[Collected data entries]
....

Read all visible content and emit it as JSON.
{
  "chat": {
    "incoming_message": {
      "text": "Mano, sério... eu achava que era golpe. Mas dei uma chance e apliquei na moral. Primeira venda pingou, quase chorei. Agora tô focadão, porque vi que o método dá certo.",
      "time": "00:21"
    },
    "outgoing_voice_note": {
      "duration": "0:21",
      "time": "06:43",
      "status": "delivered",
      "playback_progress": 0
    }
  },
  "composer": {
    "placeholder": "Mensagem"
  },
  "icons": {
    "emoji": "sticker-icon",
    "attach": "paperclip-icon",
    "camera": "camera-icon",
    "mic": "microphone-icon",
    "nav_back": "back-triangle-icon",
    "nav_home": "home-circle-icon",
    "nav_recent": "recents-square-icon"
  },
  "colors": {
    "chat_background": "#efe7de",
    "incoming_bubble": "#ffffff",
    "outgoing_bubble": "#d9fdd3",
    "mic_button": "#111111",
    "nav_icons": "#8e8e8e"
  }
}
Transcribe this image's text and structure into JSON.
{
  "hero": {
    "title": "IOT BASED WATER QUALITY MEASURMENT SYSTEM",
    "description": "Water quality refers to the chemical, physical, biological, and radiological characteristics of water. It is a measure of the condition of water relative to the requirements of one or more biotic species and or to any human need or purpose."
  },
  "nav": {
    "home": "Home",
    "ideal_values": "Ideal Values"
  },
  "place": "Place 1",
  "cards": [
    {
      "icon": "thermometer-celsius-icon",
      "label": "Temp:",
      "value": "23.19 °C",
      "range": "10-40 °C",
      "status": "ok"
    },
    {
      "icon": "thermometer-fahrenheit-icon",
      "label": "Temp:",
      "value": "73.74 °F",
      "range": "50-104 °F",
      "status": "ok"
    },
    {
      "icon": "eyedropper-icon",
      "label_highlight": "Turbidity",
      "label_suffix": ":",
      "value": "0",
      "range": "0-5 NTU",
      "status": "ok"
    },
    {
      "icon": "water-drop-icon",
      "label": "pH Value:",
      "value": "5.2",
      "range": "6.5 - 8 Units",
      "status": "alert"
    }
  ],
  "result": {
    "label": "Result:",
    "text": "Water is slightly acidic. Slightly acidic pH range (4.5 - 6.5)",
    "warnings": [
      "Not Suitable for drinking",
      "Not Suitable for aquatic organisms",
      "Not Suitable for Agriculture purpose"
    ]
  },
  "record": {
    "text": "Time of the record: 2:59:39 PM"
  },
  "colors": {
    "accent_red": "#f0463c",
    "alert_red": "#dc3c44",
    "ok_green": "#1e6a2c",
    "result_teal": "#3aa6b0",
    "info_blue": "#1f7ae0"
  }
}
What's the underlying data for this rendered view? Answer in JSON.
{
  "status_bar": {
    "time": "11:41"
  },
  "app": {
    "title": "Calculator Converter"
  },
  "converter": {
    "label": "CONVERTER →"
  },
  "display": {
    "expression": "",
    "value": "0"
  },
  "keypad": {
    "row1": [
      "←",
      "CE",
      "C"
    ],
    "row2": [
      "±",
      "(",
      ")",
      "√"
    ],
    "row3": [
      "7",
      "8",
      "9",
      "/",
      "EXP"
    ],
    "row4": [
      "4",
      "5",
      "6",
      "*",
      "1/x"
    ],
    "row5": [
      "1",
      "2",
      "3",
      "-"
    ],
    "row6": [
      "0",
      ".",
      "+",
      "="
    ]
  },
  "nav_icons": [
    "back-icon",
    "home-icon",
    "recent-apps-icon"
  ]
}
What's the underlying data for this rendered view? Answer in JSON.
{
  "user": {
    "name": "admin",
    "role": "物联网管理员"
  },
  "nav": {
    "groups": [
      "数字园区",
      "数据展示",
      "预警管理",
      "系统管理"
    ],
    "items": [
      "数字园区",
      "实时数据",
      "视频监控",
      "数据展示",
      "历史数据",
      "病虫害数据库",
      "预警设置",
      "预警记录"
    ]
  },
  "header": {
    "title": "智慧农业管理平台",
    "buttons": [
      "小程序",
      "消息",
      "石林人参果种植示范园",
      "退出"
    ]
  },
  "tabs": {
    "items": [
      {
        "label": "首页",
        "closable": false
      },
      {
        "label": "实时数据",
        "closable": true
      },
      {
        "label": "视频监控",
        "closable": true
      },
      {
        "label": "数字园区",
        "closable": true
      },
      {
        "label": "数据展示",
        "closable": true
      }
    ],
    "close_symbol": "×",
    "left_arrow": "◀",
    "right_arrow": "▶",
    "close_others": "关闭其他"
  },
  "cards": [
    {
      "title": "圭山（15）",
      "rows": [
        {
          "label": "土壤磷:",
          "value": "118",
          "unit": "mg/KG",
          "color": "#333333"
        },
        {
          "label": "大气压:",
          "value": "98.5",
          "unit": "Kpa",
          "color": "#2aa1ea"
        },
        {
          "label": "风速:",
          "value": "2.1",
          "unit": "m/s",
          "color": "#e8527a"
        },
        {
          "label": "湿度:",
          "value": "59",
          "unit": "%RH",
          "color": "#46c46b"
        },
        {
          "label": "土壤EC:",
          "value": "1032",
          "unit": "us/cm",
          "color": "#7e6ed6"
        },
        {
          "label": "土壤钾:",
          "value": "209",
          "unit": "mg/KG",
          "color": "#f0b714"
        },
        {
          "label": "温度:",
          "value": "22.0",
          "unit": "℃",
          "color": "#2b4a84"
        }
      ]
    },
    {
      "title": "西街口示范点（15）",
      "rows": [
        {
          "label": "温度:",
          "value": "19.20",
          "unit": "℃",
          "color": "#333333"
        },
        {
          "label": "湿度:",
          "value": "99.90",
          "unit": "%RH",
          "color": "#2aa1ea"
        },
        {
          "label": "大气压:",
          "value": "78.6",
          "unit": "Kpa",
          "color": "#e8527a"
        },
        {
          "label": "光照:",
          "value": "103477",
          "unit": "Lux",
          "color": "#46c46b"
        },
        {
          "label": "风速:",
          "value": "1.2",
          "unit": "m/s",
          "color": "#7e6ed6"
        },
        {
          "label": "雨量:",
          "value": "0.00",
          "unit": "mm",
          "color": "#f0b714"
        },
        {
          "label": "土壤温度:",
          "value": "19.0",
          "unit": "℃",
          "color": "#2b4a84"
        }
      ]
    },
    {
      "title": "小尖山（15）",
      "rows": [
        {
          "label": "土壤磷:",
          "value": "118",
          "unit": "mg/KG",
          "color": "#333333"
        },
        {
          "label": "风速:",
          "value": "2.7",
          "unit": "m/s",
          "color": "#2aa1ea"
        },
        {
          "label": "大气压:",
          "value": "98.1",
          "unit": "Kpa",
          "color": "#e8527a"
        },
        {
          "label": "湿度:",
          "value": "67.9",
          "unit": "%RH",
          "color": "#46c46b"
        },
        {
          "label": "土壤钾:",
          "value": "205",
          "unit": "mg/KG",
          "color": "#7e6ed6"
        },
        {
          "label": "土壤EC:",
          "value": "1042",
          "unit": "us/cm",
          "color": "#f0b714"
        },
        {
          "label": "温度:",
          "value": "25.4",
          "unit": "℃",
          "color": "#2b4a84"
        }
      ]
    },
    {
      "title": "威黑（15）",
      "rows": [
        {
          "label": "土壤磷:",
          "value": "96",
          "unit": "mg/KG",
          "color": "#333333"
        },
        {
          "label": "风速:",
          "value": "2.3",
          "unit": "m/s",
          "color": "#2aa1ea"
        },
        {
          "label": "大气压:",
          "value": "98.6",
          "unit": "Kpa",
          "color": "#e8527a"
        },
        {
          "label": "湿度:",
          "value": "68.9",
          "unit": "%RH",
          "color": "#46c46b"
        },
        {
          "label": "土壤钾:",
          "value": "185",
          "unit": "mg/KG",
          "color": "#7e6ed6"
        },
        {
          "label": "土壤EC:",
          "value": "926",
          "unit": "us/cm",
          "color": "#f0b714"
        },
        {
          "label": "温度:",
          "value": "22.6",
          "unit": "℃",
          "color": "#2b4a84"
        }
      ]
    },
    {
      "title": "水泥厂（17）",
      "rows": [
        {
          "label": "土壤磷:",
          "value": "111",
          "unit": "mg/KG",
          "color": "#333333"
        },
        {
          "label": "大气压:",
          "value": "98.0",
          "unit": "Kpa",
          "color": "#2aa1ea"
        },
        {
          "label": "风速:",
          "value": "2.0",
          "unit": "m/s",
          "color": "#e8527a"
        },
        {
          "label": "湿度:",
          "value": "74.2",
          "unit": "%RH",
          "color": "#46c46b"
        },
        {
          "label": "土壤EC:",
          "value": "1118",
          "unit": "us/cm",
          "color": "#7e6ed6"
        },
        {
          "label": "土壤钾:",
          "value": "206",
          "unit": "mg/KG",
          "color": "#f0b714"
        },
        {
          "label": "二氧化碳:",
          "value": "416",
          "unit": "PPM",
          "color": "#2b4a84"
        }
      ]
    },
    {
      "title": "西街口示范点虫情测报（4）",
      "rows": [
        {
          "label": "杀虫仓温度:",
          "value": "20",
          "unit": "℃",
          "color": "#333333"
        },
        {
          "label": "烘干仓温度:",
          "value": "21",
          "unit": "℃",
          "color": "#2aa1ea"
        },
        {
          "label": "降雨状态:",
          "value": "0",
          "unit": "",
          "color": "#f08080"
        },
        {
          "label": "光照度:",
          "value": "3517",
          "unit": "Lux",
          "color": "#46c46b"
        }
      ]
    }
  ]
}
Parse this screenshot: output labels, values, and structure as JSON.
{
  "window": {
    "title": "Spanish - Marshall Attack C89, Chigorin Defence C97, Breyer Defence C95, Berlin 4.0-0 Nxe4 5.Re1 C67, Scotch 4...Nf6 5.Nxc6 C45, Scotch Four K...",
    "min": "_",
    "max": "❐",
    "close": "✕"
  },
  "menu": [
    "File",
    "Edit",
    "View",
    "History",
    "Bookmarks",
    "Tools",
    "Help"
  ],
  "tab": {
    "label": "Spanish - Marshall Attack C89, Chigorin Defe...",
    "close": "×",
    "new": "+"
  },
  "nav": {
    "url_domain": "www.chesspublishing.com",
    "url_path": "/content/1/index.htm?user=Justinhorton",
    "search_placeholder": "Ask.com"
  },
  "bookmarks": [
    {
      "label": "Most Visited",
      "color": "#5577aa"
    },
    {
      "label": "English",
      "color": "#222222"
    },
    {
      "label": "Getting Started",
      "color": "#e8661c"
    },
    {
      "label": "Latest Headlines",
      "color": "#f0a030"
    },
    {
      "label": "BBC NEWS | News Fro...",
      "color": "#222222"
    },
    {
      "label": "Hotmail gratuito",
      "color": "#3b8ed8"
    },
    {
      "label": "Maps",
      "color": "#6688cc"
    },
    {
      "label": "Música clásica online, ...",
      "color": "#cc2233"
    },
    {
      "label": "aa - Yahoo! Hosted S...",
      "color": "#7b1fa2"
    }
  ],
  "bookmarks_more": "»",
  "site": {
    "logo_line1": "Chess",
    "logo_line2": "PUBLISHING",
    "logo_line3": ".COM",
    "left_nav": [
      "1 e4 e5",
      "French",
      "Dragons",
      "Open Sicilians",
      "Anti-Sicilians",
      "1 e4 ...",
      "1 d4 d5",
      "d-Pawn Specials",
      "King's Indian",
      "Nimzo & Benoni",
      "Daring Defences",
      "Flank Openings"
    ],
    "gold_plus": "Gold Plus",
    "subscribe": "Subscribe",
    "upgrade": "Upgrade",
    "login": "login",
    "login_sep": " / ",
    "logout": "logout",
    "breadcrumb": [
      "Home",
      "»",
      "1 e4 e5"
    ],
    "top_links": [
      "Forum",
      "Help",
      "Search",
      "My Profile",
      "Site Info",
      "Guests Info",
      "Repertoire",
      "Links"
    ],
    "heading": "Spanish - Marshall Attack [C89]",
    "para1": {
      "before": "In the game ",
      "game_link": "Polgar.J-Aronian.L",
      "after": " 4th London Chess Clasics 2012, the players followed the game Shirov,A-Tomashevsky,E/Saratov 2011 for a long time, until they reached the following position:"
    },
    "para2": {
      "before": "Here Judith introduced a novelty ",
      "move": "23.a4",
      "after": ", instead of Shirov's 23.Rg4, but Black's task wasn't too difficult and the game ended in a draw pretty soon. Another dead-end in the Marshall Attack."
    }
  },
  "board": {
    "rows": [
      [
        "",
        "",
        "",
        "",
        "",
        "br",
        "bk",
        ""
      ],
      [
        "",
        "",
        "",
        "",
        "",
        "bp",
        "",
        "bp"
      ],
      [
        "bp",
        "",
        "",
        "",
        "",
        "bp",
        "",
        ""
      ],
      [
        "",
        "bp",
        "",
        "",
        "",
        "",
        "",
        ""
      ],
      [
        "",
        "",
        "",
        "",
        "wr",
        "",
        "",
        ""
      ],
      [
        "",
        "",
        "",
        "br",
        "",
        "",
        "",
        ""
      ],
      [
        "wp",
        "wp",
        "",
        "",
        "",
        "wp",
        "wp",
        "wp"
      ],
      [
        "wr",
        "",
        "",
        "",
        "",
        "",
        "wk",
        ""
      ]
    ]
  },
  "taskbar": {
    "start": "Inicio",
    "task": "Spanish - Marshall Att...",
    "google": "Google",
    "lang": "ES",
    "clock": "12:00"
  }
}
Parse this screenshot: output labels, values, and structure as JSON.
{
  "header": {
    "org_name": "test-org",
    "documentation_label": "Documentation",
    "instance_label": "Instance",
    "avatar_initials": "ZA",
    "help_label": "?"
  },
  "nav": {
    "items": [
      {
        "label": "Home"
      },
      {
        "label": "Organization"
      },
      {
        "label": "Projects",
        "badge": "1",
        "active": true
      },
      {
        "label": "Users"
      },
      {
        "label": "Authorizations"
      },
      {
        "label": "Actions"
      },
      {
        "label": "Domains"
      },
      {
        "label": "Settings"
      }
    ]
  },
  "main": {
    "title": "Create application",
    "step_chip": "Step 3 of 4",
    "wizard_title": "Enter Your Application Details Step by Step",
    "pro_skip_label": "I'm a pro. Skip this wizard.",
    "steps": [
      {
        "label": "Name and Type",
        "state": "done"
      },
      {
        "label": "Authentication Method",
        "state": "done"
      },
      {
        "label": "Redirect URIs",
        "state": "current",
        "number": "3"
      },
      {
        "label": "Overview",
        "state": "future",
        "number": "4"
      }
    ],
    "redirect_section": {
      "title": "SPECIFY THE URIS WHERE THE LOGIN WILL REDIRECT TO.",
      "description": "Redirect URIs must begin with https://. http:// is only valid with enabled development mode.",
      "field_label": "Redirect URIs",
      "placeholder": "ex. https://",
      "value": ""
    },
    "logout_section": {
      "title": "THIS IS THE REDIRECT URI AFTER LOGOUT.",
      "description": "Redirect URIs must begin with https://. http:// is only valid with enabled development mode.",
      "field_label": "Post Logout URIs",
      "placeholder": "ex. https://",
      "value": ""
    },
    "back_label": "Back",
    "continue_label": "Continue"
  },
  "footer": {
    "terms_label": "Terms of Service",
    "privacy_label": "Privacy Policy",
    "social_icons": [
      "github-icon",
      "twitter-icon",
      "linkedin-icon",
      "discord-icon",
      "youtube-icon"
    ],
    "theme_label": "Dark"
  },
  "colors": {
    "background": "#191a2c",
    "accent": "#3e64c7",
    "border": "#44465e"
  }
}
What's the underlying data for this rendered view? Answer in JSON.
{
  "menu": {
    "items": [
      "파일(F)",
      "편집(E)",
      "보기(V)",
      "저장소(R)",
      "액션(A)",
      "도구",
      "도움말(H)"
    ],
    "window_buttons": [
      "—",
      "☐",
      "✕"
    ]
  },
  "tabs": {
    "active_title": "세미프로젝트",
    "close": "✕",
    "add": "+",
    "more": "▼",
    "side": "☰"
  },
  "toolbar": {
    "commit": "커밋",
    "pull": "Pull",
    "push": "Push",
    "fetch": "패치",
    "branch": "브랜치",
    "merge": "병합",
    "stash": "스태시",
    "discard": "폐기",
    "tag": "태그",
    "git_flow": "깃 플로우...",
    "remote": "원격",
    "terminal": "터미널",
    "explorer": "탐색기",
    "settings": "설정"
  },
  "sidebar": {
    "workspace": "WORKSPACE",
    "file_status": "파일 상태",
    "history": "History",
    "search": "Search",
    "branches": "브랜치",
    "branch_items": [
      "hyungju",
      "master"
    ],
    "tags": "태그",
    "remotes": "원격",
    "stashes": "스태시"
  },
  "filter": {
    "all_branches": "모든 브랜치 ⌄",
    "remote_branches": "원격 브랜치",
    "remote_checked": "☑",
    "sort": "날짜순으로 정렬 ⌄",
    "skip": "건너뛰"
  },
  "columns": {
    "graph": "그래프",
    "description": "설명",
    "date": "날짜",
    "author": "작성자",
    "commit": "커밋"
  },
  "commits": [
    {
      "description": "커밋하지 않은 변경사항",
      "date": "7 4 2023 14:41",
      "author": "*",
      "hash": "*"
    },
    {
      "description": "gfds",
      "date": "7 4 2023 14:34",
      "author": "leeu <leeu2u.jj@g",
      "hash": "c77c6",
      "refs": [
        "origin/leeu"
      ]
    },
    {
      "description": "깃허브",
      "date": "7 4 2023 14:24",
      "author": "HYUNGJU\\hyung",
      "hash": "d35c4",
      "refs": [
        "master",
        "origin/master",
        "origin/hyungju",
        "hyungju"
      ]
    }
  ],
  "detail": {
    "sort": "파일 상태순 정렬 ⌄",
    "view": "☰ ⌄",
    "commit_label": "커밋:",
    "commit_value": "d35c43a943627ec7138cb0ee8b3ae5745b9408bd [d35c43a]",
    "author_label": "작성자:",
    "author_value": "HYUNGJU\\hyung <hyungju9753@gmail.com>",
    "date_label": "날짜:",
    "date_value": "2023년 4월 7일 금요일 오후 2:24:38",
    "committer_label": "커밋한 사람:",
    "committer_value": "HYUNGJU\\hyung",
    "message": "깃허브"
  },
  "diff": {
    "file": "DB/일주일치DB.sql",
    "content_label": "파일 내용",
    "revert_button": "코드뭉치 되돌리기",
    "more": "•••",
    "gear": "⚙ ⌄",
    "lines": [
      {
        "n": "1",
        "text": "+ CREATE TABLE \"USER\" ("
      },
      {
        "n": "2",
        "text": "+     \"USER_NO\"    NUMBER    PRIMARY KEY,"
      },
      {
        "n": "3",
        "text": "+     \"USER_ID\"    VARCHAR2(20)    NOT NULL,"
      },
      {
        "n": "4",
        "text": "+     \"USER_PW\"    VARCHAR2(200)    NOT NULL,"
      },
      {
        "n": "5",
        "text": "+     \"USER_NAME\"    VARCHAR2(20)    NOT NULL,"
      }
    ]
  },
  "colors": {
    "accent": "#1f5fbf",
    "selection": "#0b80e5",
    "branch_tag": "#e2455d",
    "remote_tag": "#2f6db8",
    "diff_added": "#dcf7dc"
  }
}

....

To do: Give every line of the material that includes the string "state".

Finished answer:
        "state": "done"
        "state": "done"
        "state": "current",
        "state": "future",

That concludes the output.